» **Work required**
Take the data below and repeat it exactly.
--- start of Given records ---
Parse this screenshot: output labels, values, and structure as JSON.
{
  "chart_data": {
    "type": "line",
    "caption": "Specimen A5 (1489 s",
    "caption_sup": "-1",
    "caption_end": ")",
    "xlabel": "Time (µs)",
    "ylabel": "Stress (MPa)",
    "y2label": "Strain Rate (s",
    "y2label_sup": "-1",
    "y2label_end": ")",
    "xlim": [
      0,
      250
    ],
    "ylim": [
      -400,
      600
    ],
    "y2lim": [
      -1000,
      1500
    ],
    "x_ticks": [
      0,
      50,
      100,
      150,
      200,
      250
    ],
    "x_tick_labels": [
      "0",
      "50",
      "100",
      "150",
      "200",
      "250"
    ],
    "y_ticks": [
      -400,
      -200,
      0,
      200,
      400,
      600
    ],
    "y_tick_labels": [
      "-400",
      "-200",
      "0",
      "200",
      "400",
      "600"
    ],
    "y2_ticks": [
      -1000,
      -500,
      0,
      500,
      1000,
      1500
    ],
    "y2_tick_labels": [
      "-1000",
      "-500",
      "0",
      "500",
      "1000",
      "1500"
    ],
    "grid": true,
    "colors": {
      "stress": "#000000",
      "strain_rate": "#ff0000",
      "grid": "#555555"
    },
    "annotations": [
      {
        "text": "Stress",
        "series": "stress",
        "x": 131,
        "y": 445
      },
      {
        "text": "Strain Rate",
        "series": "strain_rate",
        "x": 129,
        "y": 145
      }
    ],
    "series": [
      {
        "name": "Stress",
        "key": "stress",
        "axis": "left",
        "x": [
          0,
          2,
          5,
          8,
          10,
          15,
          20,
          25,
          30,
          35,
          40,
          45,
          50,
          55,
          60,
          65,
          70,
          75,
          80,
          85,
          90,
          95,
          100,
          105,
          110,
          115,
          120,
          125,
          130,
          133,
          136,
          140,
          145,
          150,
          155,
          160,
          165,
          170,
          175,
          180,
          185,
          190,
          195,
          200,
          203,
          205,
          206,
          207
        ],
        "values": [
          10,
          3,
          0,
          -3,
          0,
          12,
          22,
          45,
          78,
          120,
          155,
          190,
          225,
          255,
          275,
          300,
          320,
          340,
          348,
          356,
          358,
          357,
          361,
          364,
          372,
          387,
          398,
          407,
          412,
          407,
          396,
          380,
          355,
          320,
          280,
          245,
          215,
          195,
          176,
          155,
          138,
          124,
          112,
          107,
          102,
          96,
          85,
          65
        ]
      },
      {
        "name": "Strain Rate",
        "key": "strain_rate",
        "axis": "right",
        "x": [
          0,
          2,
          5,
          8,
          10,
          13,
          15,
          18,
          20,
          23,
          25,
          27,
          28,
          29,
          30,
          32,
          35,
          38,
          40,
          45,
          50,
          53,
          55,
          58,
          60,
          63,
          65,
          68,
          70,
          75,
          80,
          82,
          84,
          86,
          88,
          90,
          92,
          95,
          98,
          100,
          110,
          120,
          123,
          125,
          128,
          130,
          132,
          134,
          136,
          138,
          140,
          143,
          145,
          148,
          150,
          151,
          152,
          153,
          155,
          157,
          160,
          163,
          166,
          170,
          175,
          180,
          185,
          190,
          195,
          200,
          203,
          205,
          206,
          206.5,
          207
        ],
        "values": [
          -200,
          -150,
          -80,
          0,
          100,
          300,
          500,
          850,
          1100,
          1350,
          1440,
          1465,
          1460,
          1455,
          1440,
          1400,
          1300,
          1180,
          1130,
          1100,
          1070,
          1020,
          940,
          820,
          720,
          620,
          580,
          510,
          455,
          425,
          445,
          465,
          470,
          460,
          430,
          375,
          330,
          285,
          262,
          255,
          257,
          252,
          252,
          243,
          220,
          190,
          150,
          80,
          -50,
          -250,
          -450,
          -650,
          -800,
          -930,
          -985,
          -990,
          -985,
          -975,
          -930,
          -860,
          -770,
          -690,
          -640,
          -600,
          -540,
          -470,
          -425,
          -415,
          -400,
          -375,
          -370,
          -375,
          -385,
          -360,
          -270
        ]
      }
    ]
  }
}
--- end of Given records ---
» **Response to this task**
Parse this screenshot: output labels, values, and structure as JSON.
{
  "chart_data": {
    "type": "line",
    "caption": "Specimen A5 (1489 s",
    "caption_sup": "-1",
    "caption_end": ")",
    "xlabel": "Time (µs)",
    "ylabel": "Stress (MPa)",
    "y2label": "Strain Rate (s",
    "y2label_sup": "-1",
    "y2label_end": ")",
    "xlim": [
      0,
      250
    ],
    "ylim": [
      -400,
      600
    ],
    "y2lim": [
      -1000,
      1500
    ],
    "x_ticks": [
      0,
      50,
      100,
      150,
      200,
      250
    ],
    "x_tick_labels": [
      "0",
      "50",
      "100",
      "150",
      "200",
      "250"
    ],
    "y_ticks": [
      -400,
      -200,
      0,
      200,
      400,
      600
    ],
    "y_tick_labels": [
      "-400",
      "-200",
      "0",
      "200",
      "400",
      "600"
    ],
    "y2_ticks": [
      -1000,
      -500,
      0,
      500,
      1000,
      1500
    ],
    "y2_tick_labels": [
      "-1000",
      "-500",
      "0",
      "500",
      "1000",
      "1500"
    ],
    "grid": true,
    "colors": {
      "stress": "#000000",
      "strain_rate": "#ff0000",
      "grid": "#555555"
    },
    "annotations": [
      {
        "text": "Stress",
        "series": "stress",
        "x": 131,
        "y": 445
      },
      {
        "text": "Strain Rate",
        "series": "strain_rate",
        "x": 129,
        "y": 145
      }
    ],
    "series": [
      {
        "name": "Stress",
        "key": "stress",
        "axis": "left",
        "x": [
          0,
          2,
          5,
          8,
          10,
          15,
          20,
          25,
          30,
          35,
          40,
          45,
          50,
          55,
          60,
          65,
          70,
          75,
          80,
          85,
          90,
          95,
          100,
          105,
          110,
          115,
          120,
          125,
          130,
          133,
          136,
          140,
          145,
          150,
          155,
          160,
          165,
          170,
          175,
          180,
          185,
          190,
          195,
          200,
          203,
          205,
          206,
          207
        ],
        "values": [
          10,
          3,
          0,
          -3,
          0,
          12,
          22,
          45,
          78,
          120,
          155,
          190,
          225,
          255,
          275,
          300,
          320,
          340,
          348,
          356,
          358,
          357,
          361,
          364,
          372,
          387,
          398,
          407,
          412,
          407,
          396,
          380,
          355,
          320,
          280,
          245,
          215,
          195,
          176,
          155,
          138,
          124,
          112,
          107,
          102,
          96,
          85,
          65
        ]
      },
      {
        "name": "Strain Rate",
        "key": "strain_rate",
        "axis": "right",
        "x": [
          0,
          2,
          5,
          8,
          10,
          13,
          15,
          18,
          20,
          23,
          25,
          27,
          28,
          29,
          30,
          32,
          35,
          38,
          40,
          45,
          50,
          53,
          55,
          58,
          60,
          63,
          65,
          68,
          70,
          75,
          80,
          82,
          84,
          86,
          88,
          90,
          92,
          95,
          98,
          100,
          110,
          120,
          123,
          125,
          128,
          130,
          132,
          134,
          136,
          138,
          140,
          143,
          145,
          148,
          150,
          151,
          152,
          153,
          155,
          157,
          160,
          163,
          166,
          170,
          175,
          180,
          185,
          190,
          195,
          200,
          203,
          205,
          206,
          206.5,
          207
        ],
        "values": [
          -200,
          -150,
          -80,
          0,
          100,
          300,
          500,
          850,
          1100,
          1350,
          1440,
          1465,
          1460,
          1455,
          1440,
          1400,
          1300,
          1180,
          1130,
          1100,
          1070,
          1020,
          940,
          820,
          720,
          620,
          580,
          510,
          455,
          425,
          445,
          465,
          470,
          460,
          430,
          375,
          330,
          285,
          262,
          255,
          257,
          252,
          252,
          243,
          220,
          190,
          150,
          80,
          -50,
          -250,
          -450,
          -650,
          -800,
          -930,
          -985,
          -990,
          -985,
          -975,
          -930,
          -860,
          -770,
          -690,
          -640,
          -600,
          -540,
          -470,
          -425,
          -415,
          -400,
          -375,
          -370,
          -375,
          -385,
          -360,
          -270
        ]
      }
    ]
  }
}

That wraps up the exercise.